TASK DIRECTIONS: List, from the lines below, each one with "service" in it.

RECORD LIST:
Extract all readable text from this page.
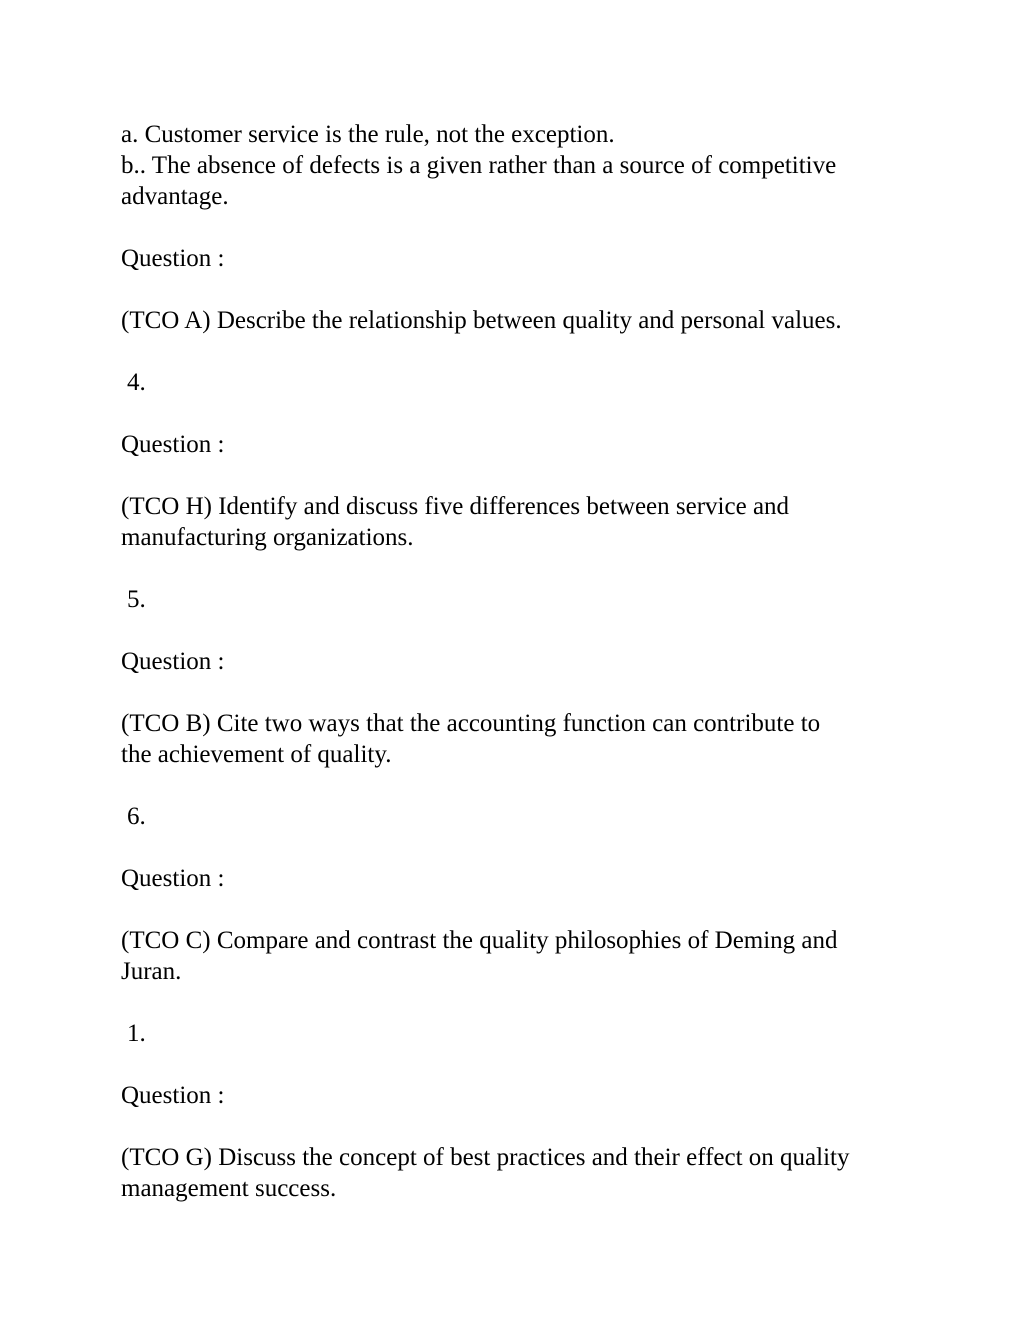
a. Customer service is the rule, not the exception.
b.. The absence of defects is a given rather than a source of competitive
advantage.
Question :
(TCO A) Describe the relationship between quality and personal values.
4.
Question :
(TCO H) Identify and discuss five differences between service and
manufacturing organizations.
5.
Question :
(TCO B) Cite two ways that the accounting function can contribute to
the achievement of quality.
6.
Question :
(TCO C) Compare and contrast the quality philosophies of Deming and
Juran.
1.
Question :
(TCO G) Discuss the concept of best practices and their effect on quality
management success.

FULL SOLUTION:
a. Customer service is the rule, not the exception.
(TCO H) Identify and discuss five differences between service and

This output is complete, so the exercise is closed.